Written exercise: Write out each record below exactly as it appears, with no pictures.

=======

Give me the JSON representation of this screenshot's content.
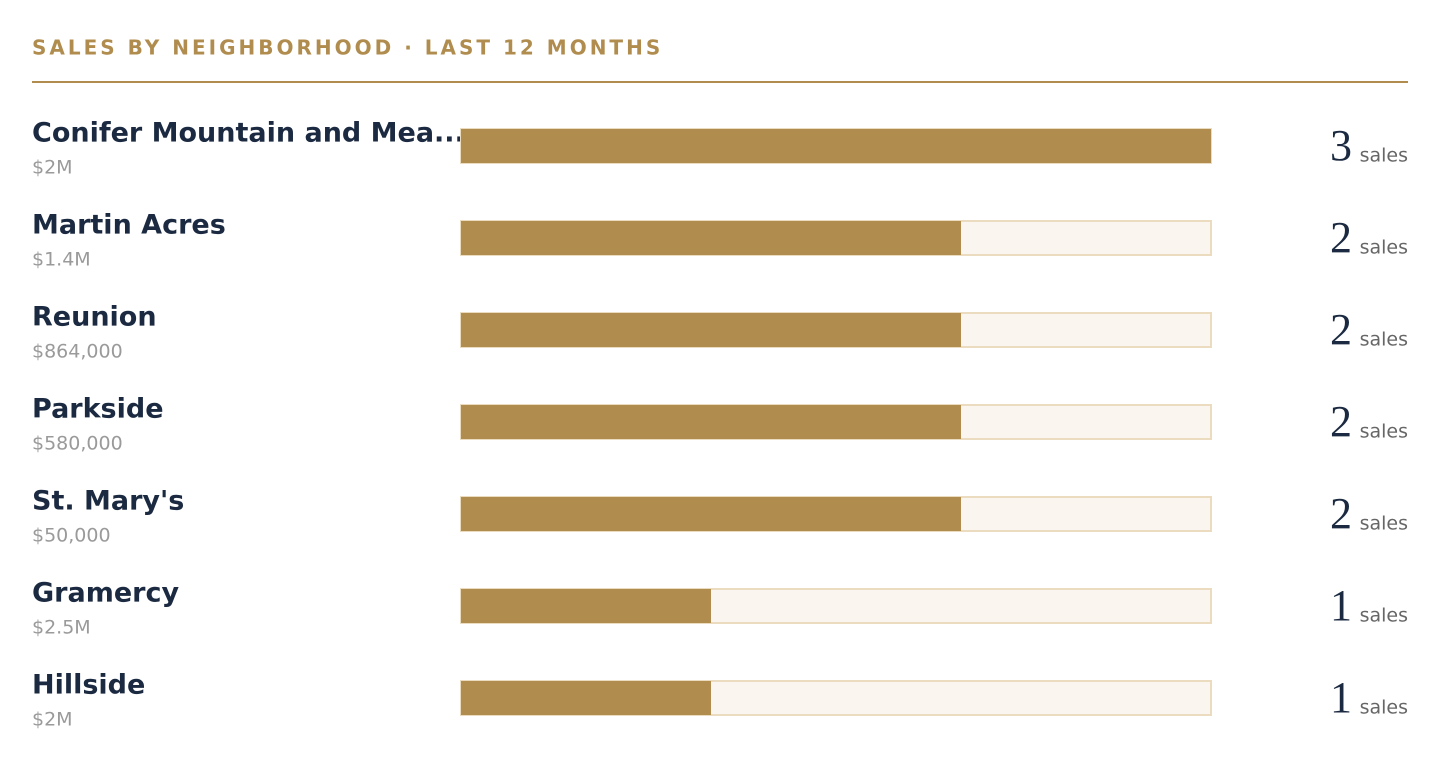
{
  "chart_data": {
    "type": "bar",
    "title": "SALES BY NEIGHBORHOOD · LAST 12 MONTHS",
    "categories": [
      "Conifer Mountain and Mea...",
      "Martin Acres",
      "Reunion",
      "Parkside",
      "St. Mary's",
      "Gramercy",
      "Hillside"
    ],
    "volumes": [
      "$2M",
      "$1.4M",
      "$864,000",
      "$580,000",
      "$50,000",
      "$2.5M",
      "$2M"
    ],
    "values": [
      3,
      2,
      2,
      2,
      2,
      1,
      1
    ],
    "unit_label": "sales",
    "color": "#b08d4f"
  }
}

=======

Response below:
Give me the JSON representation of this screenshot's content.
{
  "chart_data": {
    "type": "bar",
    "title": "SALES BY NEIGHBORHOOD · LAST 12 MONTHS",
    "categories": [
      "Conifer Mountain and Mea...",
      "Martin Acres",
      "Reunion",
      "Parkside",
      "St. Mary's",
      "Gramercy",
      "Hillside"
    ],
    "volumes": [
      "$2M",
      "$1.4M",
      "$864,000",
      "$580,000",
      "$50,000",
      "$2.5M",
      "$2M"
    ],
    "values": [
      3,
      2,
      2,
      2,
      2,
      1,
      1
    ],
    "unit_label": "sales",
    "color": "#b08d4f"
  }
}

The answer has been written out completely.